**Aufgaben**.
1) Nennen Sie sämtliche Personen, die im Artikel zum Freihandelsabkommen Ceta namentlich vorkommen.
2) Geben Sie den Abschnitt des Artikels zum Freihandelsabkommen Ceta von „Bild: Die Proteste“ bis „Kraft treten kann.“ wieder und setzen Sie dabei „unheimlich“ an die Stelle von „gespenstisch“.

**Lesetext**.
════════
Bild: Die Proteste gegen die Freihandelsabkommen reißen nicht ab
EDMONTON taz | Es war fast gespenstisch. Drei Männer standen im
historischen Parlamentsgebäude von Ottawa vor einem langen, mit kanadischen
und EU-Fahnen geschmückten Gang und taten, als wäre alles in Butter.
Kanadas Premier Stephen Harper sprach von einem „sehr guten Tag“,
EU-Ratspräsident Herman Van Rompuy von einem „großartigen Erfolg“, der
scheidende Kommissionspräsident José Manuel Barroso von einem „historischen
Augenblick“.
Dabei ist nichts in Butter. Zwar unterzeichneten die drei Politiker eine
Erklärung zum Abschluss der fünfjährigen Verhandlungen über das
Freihandelsabkommen zwischen Kanada und der EU, auch Ceta (Comprehensive
Economic and Trade Agreement) genannt. Doch angesichts vieler Widerstände
in Europa und Nachbesserungsbedarf in Berlin ist alles andere als sicher,
ob der Vertrag jemals so in Kraft treten kann.
════════
**Datenteil**.
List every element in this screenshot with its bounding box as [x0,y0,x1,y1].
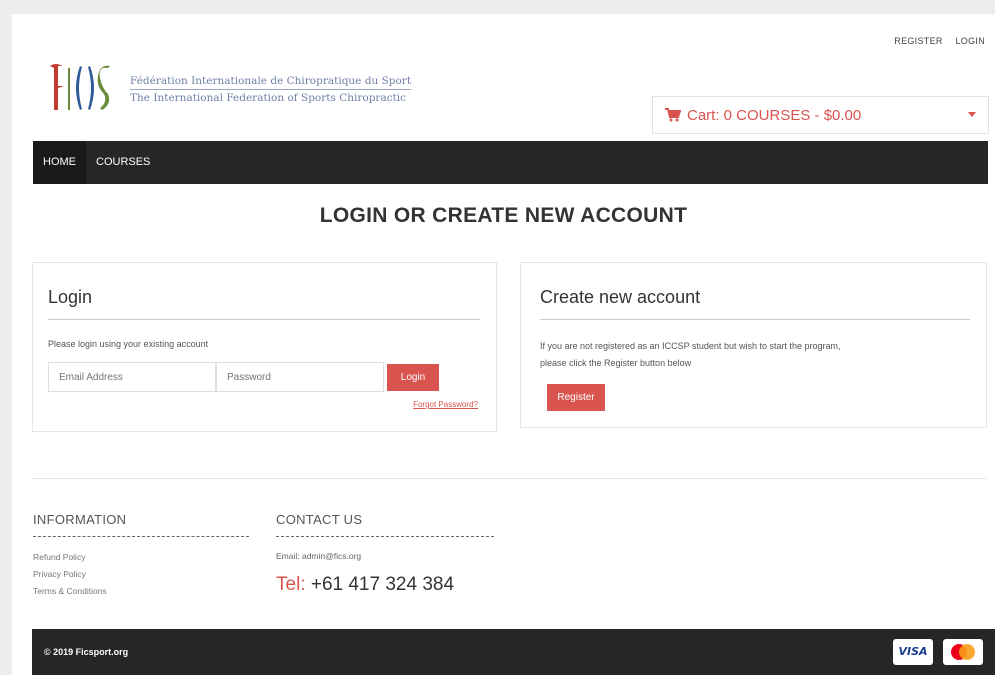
description-line: please click the Register button below [540,358,692,368]
create-account-description: If you are not registered as an ICCSP st… [540,338,960,372]
cart-dropdown[interactable]: Cart: 0 COURSES - $0.00 [652,96,989,134]
register-link[interactable]: REGISTER [894,36,942,46]
main-nav: HOME COURSES [33,141,988,184]
login-button[interactable]: Login [387,364,439,391]
privacy-policy-link[interactable]: Privacy Policy [33,566,249,583]
logo-line-french: Fédération Internationale de Chiropratiq… [130,75,412,87]
logo-text: Fédération Internationale de Chiropratiq… [130,74,412,106]
fics-logo-icon [50,64,110,110]
page: REGISTER LOGIN Fédération Internationale… [12,14,995,675]
login-heading: Login [48,287,93,307]
create-account-heading: Create new account [540,287,701,307]
register-button[interactable]: Register [547,384,605,411]
top-links: REGISTER LOGIN [884,36,985,46]
cart-icon [665,108,681,122]
login-panel: Login Please login using your existing a… [32,262,497,432]
divider [540,319,970,320]
contact-heading: CONTACT US [276,512,494,537]
cart-summary: Cart: 0 COURSES - $0.00 [687,106,862,124]
information-heading: INFORMATION [33,512,249,537]
contact-phone: Tel: +61 417 324 384 [276,574,494,596]
copyright: © 2019 Ficsport.org [44,647,129,657]
footer-contact: CONTACT US Email: admin@fics.org Tel: +6… [276,512,494,596]
site-logo[interactable]: Fédération Internationale de Chiropratiq… [46,52,506,122]
nav-courses[interactable]: COURSES [86,141,160,184]
chevron-down-icon [968,112,976,117]
email-field[interactable] [48,362,216,392]
description-line: If you are not registered as an ICCSP st… [540,341,841,351]
contact-email[interactable]: Email: admin@fics.org [276,551,494,561]
login-hint: Please login using your existing account [48,339,209,349]
forgot-password-link[interactable]: Forgot Password? [413,400,478,409]
visa-label: VISA [898,645,928,658]
footer-information: INFORMATION Refund Policy Privacy Policy… [33,512,249,600]
mastercard-icon [943,639,983,665]
logo-line-english: The International Federation of Sports C… [130,89,412,106]
mastercard-logo-icon [951,644,975,660]
visa-icon: VISA [893,639,933,665]
terms-link[interactable]: Terms & Conditions [33,583,249,600]
payment-cards: VISA [893,639,983,665]
create-account-panel: Create new account If you are not regist… [520,262,987,428]
nav-home[interactable]: HOME [33,141,86,184]
phone-number[interactable]: +61 417 324 384 [311,574,454,595]
footer-divider [32,478,987,479]
refund-policy-link[interactable]: Refund Policy [33,549,249,566]
password-field[interactable] [216,362,384,392]
login-link[interactable]: LOGIN [955,36,985,46]
footer-bar: © 2019 Ficsport.org VISA [32,629,995,675]
divider [48,319,480,320]
phone-label: Tel: [276,574,306,595]
page-title: LOGIN OR CREATE NEW ACCOUNT [319,204,688,227]
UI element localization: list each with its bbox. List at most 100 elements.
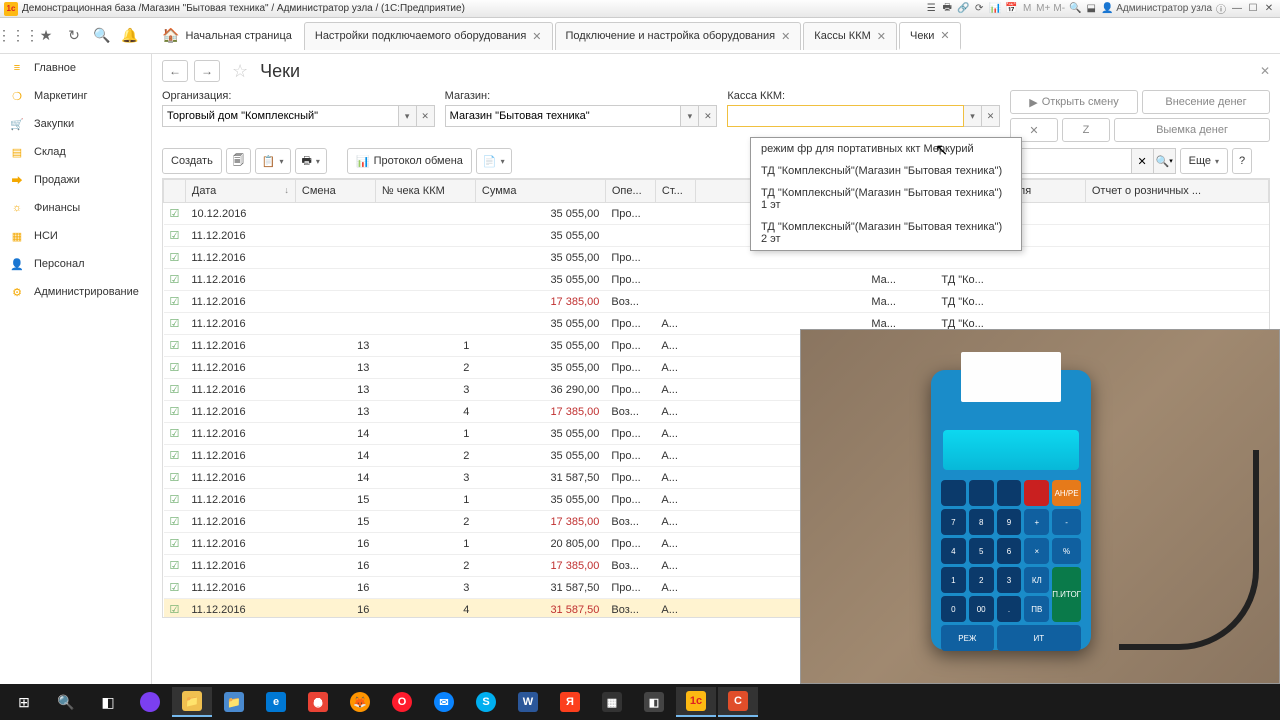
sys-icon[interactable]: 📅 — [1004, 2, 1018, 16]
page-close-icon[interactable]: ✕ — [1260, 64, 1270, 78]
tab-equipment-connection[interactable]: Подключение и настройка оборудования ✕ — [555, 22, 802, 50]
taskview-button[interactable]: ◧ — [88, 687, 128, 717]
table-row[interactable]: ☑ 10.12.2016 35 055,00Про... — [164, 203, 1269, 225]
tb-skype[interactable]: S — [466, 687, 506, 717]
tab-close-icon[interactable]: ✕ — [940, 29, 949, 42]
dropdown-icon[interactable]: ▾ — [964, 105, 982, 127]
clear-icon[interactable]: ✕ — [982, 105, 1000, 127]
bell-icon[interactable]: 🔔 — [116, 22, 144, 50]
more-button[interactable]: Еще▾ — [1180, 148, 1228, 174]
sys-icon[interactable]: ⟳ — [972, 2, 986, 16]
search-go-icon[interactable]: 🔍▾ — [1154, 148, 1176, 174]
sidebar-item-marketing[interactable]: ❍Маркетинг — [0, 82, 151, 110]
table-row[interactable]: ☑ 11.12.2016 35 055,00Про... — [164, 247, 1269, 269]
sidebar-item-admin[interactable]: ⚙Администрирование — [0, 278, 151, 306]
open-shift-button[interactable]: ▶Открыть смену — [1010, 90, 1138, 114]
sys-icon[interactable]: 📊 — [988, 2, 1002, 16]
org-input[interactable] — [162, 105, 399, 127]
copy-button[interactable]: 🗐 — [226, 148, 251, 174]
apps-icon[interactable]: ⋮⋮⋮ — [4, 22, 32, 50]
favorite-icon[interactable]: ☆ — [232, 61, 248, 82]
tb-1c[interactable]: 1c — [676, 687, 716, 717]
col-num[interactable]: № чека ККМ — [375, 180, 475, 203]
sys-icon[interactable]: M — [1020, 2, 1034, 16]
kkm-input[interactable] — [727, 105, 964, 127]
list-button[interactable]: 📋▾ — [255, 148, 291, 174]
tab-close-icon[interactable]: ✕ — [532, 30, 541, 43]
tb-opera[interactable]: O — [382, 687, 422, 717]
start-button[interactable]: ⊞ — [4, 687, 44, 717]
clear-icon[interactable]: ✕ — [699, 105, 717, 127]
tb-explorer[interactable]: 📁 — [172, 687, 212, 717]
dropdown-icon[interactable]: ▾ — [681, 105, 699, 127]
tab-close-icon[interactable]: ✕ — [781, 30, 790, 43]
tab-kkm[interactable]: Кассы ККМ ✕ — [803, 22, 897, 50]
table-row[interactable]: ☑ 11.12.2016 17 385,00Воз... Ма...ТД "Ко… — [164, 291, 1269, 313]
tb-word[interactable]: W — [508, 687, 548, 717]
col-shift[interactable]: Смена — [295, 180, 375, 203]
report-button[interactable]: 📄▾ — [476, 148, 512, 174]
deposit-button[interactable]: Внесение денег — [1142, 90, 1270, 114]
tab-home[interactable]: 🏠 Начальная страница — [152, 22, 302, 50]
shop-input[interactable] — [445, 105, 682, 127]
col-date[interactable]: Дата↓ — [185, 180, 295, 203]
protocol-button[interactable]: 📊Протокол обмена — [347, 148, 472, 174]
info-icon[interactable]: ⓘ — [1214, 2, 1228, 16]
withdraw-button[interactable]: Выемка денег — [1114, 118, 1270, 142]
table-row[interactable]: ☑ 11.12.2016 35 055,00 Ма...ТД "Ко... — [164, 225, 1269, 247]
tb-chrome[interactable]: ◉ — [298, 687, 338, 717]
back-button[interactable]: ← — [162, 60, 188, 82]
tb-firefox[interactable]: 🦊 — [340, 687, 380, 717]
tb-edge[interactable]: e — [256, 687, 296, 717]
clear-icon[interactable]: ✕ — [417, 105, 435, 127]
col-op[interactable]: Опе... — [605, 180, 655, 203]
tb-app[interactable]: ▦ — [592, 687, 632, 717]
sys-icon[interactable]: 🔍 — [1068, 2, 1082, 16]
sidebar-item-purchases[interactable]: 🛒Закупки — [0, 110, 151, 138]
print-button[interactable]: 🖶▾ — [295, 148, 327, 174]
sys-icon[interactable]: 🔗 — [956, 2, 970, 16]
cortana-button[interactable] — [130, 687, 170, 717]
sys-icon[interactable]: 🖶 — [940, 2, 954, 16]
tb-explorer2[interactable]: 📁 — [214, 687, 254, 717]
tab-checks[interactable]: Чеки ✕ — [899, 22, 961, 50]
close-icon[interactable]: ✕ — [1262, 2, 1276, 16]
star-icon[interactable]: ★ — [32, 22, 60, 50]
table-row[interactable]: ☑ 11.12.2016 35 055,00Про... Ма...ТД "Ко… — [164, 269, 1269, 291]
tab-equipment-settings[interactable]: Настройки подключаемого оборудования ✕ — [304, 22, 553, 50]
forward-button[interactable]: → — [194, 60, 220, 82]
search-icon[interactable]: 🔍 — [88, 22, 116, 50]
sidebar-item-nsi[interactable]: ▦НСИ — [0, 222, 151, 250]
col-st[interactable]: Ст... — [655, 180, 695, 203]
sys-icon[interactable]: M- — [1052, 2, 1066, 16]
sidebar-item-sales[interactable]: ⮕Продажи — [0, 166, 151, 194]
dropdown-option[interactable]: ТД "Комплексный"(Магазин "Бытовая техник… — [751, 182, 1021, 216]
sys-icon[interactable]: M+ — [1036, 2, 1050, 16]
user-icon[interactable]: 👤 — [1100, 2, 1114, 16]
tb-yandex[interactable]: Я — [550, 687, 590, 717]
sidebar-item-main[interactable]: ≡Главное — [0, 54, 151, 82]
col-report[interactable]: Отчет о розничных ... — [1085, 180, 1268, 203]
sys-icon[interactable]: ☰ — [924, 2, 938, 16]
history-icon[interactable]: ↻ — [60, 22, 88, 50]
help-button[interactable]: ? — [1232, 148, 1252, 174]
tab-close-icon[interactable]: ✕ — [877, 30, 886, 43]
create-button[interactable]: Создать — [162, 148, 222, 174]
search-clear-icon[interactable]: ✕ — [1132, 148, 1154, 174]
dropdown-icon[interactable]: ▾ — [399, 105, 417, 127]
col-sum[interactable]: Сумма — [475, 180, 605, 203]
sys-icon[interactable]: ⬓ — [1084, 2, 1098, 16]
dropdown-option[interactable]: ТД "Комплексный"(Магазин "Бытовая техник… — [751, 216, 1021, 250]
tb-thunderbird[interactable]: ✉ — [424, 687, 464, 717]
search-button[interactable]: 🔍 — [46, 687, 86, 717]
sidebar-item-personnel[interactable]: 👤Персонал — [0, 250, 151, 278]
maximize-icon[interactable]: ☐ — [1246, 2, 1260, 16]
tb-camtasia[interactable]: C — [718, 687, 758, 717]
minimize-icon[interactable]: — — [1230, 2, 1244, 16]
sidebar-item-finance[interactable]: ☼Финансы — [0, 194, 151, 222]
dropdown-option[interactable]: ТД "Комплексный"(Магазин "Бытовая техник… — [751, 160, 1021, 182]
tb-app2[interactable]: ◧ — [634, 687, 674, 717]
dropdown-option[interactable]: режим фр для портативных ккт Меркурий — [751, 138, 1021, 160]
z-report-button[interactable]: Z — [1062, 118, 1110, 142]
sidebar-item-warehouse[interactable]: ▤Склад — [0, 138, 151, 166]
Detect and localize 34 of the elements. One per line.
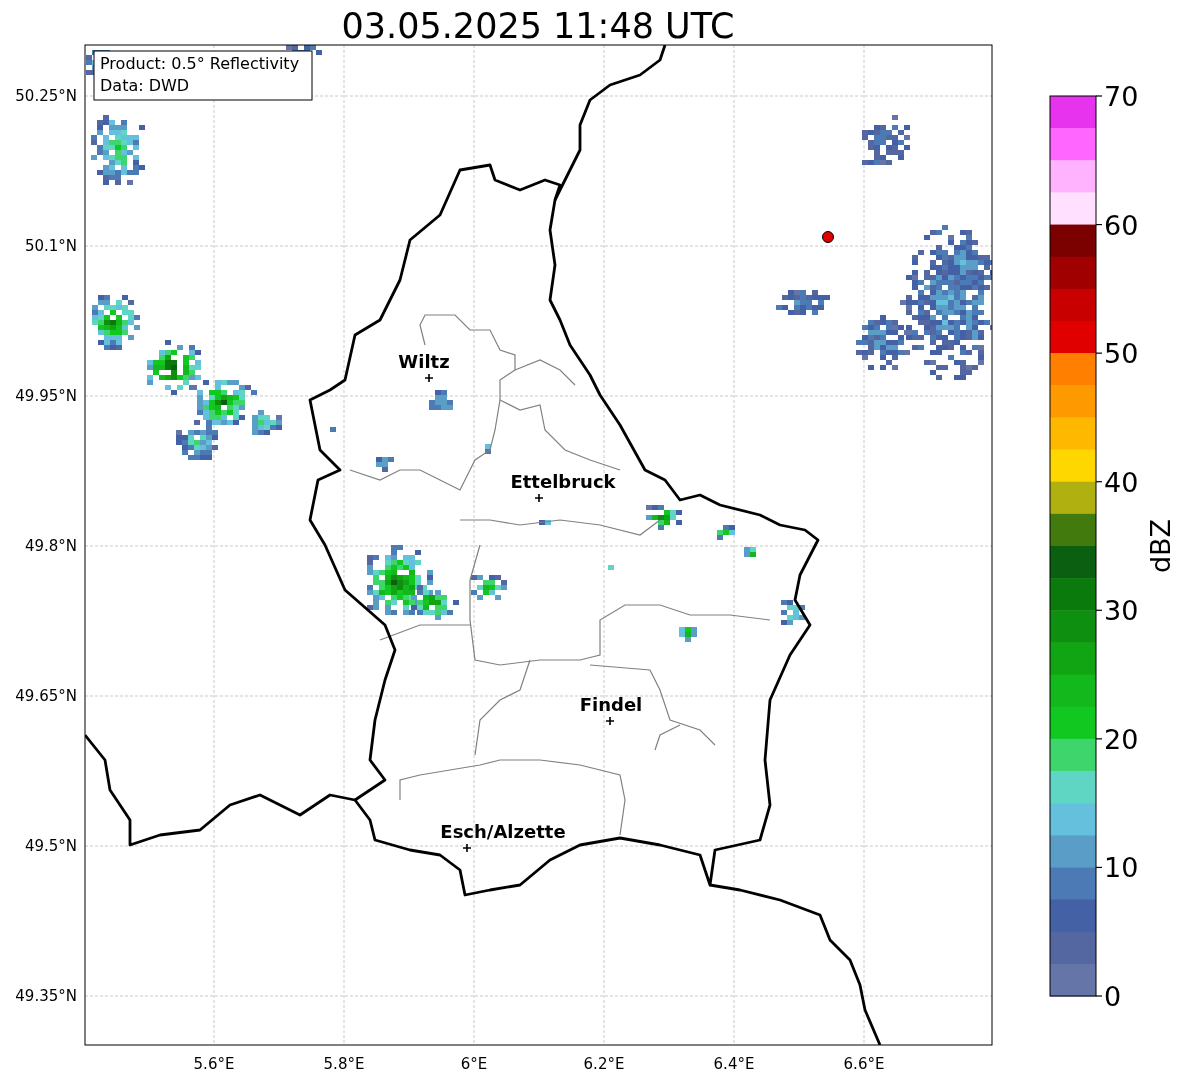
════════
**Lösungen**.
1) Stephen Harper, Herman Van Rompuy, José Manuel Barroso

2)
Bild: Die Proteste gegen die Freihandelsabkommen reißen nicht ab
EDMONTON taz | Es war fast unheimlich. Drei Männer standen im
historischen Parlamentsgebäude von Ottawa vor einem langen, mit kanadischen
und EU-Fahnen geschmückten Gang und taten, als wäre alles in Butter.
Kanadas Premier Stephen Harper sprach von einem „sehr guten Tag“,
EU-Ratspräsident Herman Van Rompuy von einem „großartigen Erfolg“, der
scheidende Kommissionspräsident José Manuel Barroso von einem „historischen
Augenblick“.
Dabei ist nichts in Butter. Zwar unterzeichneten die drei Politiker eine
Erklärung zum Abschluss der fünfjährigen Verhandlungen über das
Freihandelsabkommen zwischen Kanada und der EU, auch Ceta (Comprehensive
Economic and Trade Agreement) genannt. Doch angesichts vieler Widerstände
in Europa und Nachbesserungsbedarf in Berlin ist alles andere als sicher,
ob der Vertrag jemals so in Kraft treten kann.